**Problem requirements**
Count how many lines of the material contain the string "name", then give that number and nothing more.
## START Supplied material
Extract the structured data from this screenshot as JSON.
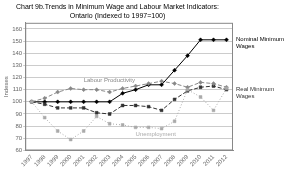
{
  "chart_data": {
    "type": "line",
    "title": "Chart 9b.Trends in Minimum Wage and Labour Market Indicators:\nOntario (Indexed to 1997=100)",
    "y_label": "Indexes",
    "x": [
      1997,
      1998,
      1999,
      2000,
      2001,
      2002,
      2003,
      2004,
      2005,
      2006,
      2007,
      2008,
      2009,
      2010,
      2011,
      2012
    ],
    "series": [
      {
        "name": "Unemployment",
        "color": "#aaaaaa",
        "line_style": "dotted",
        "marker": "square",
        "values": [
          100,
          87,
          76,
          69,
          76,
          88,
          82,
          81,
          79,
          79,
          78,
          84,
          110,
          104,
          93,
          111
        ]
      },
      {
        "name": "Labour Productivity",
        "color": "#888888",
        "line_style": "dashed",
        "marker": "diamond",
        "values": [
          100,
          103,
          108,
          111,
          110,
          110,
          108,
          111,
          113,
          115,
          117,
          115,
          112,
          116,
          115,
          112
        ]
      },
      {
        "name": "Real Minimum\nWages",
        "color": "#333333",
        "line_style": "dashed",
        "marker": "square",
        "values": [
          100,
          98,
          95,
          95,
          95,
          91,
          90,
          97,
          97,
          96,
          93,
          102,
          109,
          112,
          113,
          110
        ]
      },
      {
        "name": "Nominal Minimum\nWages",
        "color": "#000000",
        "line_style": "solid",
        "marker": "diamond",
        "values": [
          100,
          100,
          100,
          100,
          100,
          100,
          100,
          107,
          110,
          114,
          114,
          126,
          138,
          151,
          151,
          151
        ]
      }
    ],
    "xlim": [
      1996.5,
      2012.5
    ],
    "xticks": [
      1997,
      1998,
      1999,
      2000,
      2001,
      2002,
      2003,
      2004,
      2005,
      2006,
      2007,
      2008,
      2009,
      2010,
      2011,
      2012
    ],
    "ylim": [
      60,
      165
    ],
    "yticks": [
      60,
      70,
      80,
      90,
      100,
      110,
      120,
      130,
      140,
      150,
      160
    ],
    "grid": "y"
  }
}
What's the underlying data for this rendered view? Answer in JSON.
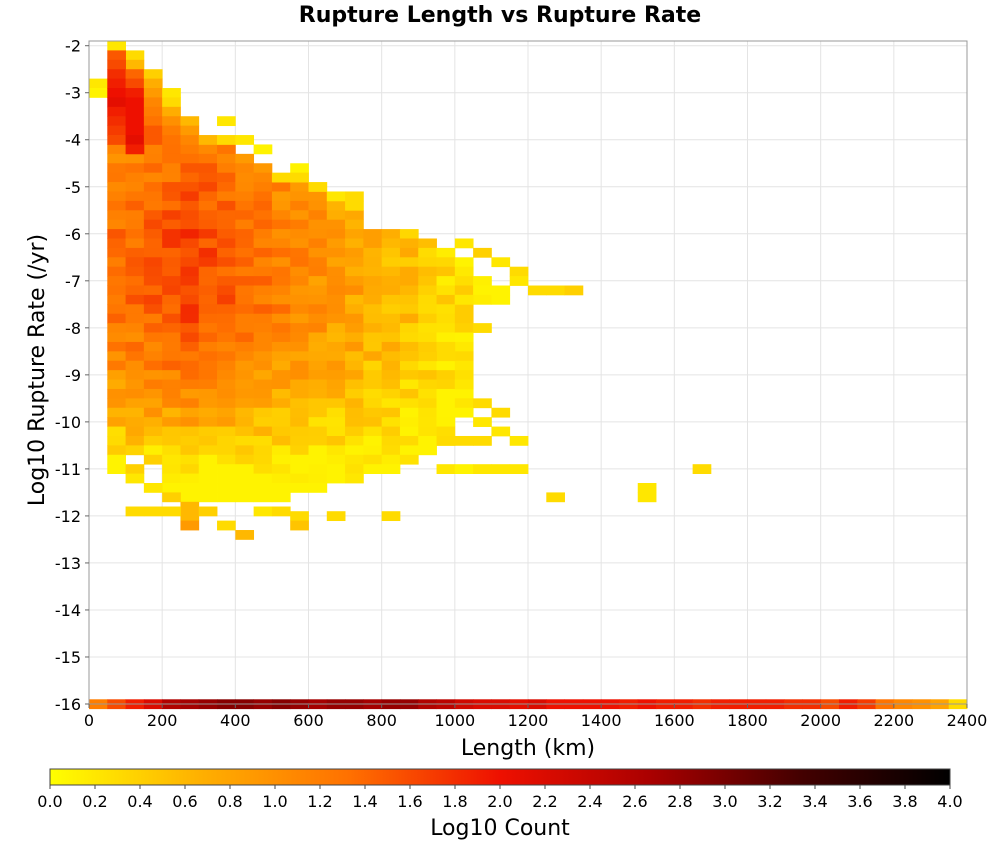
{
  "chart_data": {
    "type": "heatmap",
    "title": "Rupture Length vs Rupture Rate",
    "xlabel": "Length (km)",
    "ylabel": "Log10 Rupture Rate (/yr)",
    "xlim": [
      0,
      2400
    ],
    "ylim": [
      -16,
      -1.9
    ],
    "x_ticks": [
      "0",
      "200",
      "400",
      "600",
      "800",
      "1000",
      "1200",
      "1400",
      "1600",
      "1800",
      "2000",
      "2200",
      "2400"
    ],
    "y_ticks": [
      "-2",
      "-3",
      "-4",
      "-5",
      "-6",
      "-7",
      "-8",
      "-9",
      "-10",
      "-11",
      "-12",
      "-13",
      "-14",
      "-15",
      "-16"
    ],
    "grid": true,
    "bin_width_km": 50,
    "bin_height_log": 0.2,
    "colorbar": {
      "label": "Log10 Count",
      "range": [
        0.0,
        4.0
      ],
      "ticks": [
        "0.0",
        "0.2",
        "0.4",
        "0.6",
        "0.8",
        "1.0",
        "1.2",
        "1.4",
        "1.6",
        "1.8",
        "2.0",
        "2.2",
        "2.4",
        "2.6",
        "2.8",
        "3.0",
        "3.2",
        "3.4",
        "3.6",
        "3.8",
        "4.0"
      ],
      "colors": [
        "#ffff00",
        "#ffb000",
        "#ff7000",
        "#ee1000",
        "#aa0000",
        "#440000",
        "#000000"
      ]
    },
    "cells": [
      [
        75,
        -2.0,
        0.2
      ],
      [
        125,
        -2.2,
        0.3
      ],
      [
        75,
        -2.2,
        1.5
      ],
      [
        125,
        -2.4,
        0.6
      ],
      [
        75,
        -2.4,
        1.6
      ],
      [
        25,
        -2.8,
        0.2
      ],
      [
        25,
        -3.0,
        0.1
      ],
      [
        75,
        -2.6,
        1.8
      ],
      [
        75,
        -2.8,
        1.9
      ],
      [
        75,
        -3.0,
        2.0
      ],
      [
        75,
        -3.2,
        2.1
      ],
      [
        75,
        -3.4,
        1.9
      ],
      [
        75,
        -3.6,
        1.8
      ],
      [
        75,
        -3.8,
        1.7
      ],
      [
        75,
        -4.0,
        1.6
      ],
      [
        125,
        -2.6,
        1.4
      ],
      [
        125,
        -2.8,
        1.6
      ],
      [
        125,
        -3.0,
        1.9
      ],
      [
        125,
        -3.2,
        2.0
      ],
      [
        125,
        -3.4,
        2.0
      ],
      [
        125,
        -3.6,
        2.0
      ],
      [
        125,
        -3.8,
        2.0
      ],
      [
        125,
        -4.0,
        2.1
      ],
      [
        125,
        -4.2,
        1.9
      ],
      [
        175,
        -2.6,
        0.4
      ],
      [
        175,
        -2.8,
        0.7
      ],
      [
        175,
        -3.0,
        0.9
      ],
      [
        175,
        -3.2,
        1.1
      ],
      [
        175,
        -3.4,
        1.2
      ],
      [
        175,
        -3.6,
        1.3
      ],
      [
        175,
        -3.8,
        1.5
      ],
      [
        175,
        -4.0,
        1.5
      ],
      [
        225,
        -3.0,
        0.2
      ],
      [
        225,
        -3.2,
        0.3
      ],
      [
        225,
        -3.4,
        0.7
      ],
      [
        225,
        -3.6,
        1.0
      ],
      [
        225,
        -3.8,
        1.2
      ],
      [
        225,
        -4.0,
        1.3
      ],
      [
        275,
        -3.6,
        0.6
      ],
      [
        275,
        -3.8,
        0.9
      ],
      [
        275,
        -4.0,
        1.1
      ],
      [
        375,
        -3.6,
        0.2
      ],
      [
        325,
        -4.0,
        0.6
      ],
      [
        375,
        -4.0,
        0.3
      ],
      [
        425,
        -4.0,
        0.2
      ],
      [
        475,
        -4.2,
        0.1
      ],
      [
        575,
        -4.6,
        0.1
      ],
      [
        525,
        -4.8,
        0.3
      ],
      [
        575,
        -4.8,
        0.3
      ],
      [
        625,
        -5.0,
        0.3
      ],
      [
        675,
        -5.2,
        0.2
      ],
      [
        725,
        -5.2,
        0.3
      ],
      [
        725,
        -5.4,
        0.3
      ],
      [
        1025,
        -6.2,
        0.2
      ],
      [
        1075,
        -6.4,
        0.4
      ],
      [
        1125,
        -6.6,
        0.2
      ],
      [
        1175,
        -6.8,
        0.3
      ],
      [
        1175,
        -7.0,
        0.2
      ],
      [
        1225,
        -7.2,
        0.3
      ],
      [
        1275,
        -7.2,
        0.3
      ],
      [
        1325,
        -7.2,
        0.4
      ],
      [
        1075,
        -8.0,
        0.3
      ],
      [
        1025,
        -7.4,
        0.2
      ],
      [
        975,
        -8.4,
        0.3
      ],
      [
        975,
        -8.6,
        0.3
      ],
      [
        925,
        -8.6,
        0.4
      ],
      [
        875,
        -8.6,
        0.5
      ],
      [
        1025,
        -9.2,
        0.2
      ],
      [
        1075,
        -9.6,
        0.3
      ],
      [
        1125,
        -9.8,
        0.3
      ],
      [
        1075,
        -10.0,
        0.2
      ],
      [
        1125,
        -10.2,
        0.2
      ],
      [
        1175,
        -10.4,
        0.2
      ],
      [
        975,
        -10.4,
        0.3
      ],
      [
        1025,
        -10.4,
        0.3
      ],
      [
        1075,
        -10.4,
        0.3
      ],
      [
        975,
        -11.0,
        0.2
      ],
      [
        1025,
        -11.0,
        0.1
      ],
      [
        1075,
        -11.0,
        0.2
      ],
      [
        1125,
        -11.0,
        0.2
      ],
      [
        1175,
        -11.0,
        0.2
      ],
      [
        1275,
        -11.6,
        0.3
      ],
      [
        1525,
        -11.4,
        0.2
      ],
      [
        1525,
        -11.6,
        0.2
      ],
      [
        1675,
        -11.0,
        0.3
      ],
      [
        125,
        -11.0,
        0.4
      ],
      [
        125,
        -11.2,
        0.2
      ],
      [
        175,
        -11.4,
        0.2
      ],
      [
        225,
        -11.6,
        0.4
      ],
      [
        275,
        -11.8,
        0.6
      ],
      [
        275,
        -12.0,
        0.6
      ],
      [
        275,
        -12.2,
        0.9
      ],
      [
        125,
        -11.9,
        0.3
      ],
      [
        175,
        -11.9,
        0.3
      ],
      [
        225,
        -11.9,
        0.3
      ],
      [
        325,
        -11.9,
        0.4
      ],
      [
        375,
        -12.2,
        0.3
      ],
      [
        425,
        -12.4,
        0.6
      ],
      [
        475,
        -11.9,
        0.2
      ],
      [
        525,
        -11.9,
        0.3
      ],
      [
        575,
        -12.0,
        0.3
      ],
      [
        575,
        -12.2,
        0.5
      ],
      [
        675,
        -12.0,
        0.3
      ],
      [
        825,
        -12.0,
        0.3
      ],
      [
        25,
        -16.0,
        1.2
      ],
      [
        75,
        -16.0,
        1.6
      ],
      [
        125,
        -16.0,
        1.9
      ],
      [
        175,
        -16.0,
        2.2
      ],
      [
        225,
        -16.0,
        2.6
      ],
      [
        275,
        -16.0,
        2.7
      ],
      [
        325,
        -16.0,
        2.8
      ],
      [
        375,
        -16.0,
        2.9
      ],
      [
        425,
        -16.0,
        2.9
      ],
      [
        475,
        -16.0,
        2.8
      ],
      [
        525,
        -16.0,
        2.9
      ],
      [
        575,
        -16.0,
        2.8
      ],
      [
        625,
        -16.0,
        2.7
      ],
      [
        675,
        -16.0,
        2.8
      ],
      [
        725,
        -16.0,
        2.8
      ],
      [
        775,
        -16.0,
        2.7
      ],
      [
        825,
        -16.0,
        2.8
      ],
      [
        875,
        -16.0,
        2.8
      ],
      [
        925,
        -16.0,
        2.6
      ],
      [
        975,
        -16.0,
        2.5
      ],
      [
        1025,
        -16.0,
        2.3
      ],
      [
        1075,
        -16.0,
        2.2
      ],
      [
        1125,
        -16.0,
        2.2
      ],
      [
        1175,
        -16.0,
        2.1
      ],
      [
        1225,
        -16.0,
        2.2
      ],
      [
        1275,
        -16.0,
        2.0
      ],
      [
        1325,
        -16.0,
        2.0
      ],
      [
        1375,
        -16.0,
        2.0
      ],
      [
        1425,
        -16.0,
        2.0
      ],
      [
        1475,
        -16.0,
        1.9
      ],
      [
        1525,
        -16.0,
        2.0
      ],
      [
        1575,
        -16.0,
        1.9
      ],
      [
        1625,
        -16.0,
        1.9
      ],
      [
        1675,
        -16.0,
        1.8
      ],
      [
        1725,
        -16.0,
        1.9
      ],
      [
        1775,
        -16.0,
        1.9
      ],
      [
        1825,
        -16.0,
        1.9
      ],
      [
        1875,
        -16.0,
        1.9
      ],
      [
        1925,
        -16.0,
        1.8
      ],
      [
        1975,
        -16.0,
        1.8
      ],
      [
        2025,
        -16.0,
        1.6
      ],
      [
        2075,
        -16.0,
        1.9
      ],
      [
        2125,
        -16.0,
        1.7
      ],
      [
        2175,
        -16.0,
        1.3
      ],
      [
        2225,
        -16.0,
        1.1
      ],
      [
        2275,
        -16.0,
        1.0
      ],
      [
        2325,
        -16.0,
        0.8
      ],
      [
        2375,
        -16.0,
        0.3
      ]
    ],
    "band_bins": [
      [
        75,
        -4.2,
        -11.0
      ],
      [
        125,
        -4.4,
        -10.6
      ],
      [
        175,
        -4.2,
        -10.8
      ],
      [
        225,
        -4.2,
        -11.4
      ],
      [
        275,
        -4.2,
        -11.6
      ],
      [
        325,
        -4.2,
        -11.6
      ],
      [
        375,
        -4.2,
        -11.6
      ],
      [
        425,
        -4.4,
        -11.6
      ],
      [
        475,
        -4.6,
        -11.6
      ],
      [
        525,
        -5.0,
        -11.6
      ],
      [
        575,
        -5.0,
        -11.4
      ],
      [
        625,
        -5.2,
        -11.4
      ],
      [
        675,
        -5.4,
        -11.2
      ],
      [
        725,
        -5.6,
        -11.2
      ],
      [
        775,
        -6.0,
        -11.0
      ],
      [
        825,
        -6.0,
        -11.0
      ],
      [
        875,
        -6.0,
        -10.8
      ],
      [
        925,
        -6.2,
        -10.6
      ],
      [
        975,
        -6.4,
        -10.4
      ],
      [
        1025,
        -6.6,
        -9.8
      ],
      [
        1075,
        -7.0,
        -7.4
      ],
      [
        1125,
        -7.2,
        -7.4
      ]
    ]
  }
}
## END Supplied material
## START Supplied material
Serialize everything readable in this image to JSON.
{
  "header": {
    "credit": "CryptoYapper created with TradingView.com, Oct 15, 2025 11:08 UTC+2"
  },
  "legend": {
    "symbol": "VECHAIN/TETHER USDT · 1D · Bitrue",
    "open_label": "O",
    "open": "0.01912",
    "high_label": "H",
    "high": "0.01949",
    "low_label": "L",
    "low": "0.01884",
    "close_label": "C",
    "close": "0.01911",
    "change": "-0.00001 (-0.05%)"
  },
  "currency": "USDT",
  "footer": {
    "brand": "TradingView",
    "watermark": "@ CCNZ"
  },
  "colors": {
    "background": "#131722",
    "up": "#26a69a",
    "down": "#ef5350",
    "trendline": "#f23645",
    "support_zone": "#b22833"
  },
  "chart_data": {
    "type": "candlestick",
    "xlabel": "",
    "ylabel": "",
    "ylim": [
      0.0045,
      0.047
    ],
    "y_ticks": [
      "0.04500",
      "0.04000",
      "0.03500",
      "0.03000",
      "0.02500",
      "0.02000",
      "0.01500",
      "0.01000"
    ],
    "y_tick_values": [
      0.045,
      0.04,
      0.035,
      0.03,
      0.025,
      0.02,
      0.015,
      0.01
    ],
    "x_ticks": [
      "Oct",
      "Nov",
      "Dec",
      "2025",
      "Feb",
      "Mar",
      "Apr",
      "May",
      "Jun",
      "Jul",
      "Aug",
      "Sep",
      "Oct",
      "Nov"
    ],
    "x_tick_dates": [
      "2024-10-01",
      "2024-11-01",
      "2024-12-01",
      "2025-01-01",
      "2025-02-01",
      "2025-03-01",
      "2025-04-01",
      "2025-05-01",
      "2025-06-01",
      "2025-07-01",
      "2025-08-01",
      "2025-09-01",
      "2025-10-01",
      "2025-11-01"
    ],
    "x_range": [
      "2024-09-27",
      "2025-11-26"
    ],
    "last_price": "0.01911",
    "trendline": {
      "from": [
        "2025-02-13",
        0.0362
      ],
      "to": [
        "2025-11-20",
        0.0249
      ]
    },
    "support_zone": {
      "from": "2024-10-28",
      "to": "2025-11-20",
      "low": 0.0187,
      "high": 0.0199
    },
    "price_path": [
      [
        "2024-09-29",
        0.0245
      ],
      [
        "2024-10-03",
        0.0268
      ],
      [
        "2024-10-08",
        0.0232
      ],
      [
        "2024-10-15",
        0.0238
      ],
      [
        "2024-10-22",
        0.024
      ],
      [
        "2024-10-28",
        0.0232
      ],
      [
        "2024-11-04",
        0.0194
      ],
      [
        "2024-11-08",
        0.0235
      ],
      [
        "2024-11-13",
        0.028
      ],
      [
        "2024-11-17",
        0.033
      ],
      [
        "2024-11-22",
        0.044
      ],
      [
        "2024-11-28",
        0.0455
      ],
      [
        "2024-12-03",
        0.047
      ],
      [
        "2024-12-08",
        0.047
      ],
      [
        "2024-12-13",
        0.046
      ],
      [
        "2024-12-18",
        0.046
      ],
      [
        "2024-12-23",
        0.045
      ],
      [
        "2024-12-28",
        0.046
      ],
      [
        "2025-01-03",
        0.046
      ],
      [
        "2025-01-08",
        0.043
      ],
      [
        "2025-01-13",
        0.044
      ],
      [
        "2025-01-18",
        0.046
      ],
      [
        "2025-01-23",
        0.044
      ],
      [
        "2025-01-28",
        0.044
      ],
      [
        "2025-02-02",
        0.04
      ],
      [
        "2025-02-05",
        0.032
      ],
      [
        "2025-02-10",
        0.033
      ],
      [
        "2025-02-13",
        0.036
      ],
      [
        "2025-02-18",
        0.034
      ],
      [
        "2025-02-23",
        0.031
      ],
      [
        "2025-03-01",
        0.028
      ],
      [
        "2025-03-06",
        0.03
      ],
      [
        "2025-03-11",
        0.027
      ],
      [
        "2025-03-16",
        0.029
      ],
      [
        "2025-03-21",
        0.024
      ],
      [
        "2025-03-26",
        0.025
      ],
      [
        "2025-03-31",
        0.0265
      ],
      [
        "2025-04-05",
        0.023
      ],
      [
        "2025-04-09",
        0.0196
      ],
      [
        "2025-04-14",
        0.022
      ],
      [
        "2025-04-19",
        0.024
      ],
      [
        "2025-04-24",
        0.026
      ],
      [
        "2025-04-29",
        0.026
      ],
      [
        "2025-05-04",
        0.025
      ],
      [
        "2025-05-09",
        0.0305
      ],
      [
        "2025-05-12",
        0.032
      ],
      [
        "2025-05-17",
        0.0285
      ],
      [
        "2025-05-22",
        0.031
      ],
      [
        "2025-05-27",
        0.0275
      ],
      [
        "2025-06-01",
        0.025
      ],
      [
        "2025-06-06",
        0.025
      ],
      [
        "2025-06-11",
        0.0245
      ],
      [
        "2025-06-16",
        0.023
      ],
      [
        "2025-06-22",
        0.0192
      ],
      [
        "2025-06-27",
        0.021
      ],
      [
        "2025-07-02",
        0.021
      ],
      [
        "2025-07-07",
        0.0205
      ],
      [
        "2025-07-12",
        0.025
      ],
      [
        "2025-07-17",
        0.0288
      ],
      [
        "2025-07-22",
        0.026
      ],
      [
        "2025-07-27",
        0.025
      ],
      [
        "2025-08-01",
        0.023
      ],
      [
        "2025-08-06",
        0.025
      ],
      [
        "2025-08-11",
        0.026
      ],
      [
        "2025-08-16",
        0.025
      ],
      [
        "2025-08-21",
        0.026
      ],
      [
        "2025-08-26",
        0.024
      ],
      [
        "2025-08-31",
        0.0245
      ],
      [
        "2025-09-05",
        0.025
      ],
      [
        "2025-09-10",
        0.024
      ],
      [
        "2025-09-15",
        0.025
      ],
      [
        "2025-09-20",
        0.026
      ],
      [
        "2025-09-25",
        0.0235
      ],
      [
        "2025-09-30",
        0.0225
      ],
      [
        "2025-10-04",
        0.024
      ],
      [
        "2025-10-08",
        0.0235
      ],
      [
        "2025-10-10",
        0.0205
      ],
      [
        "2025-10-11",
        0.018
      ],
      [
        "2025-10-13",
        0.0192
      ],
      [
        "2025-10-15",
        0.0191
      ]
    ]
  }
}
## END Supplied material
**Output for this task**
4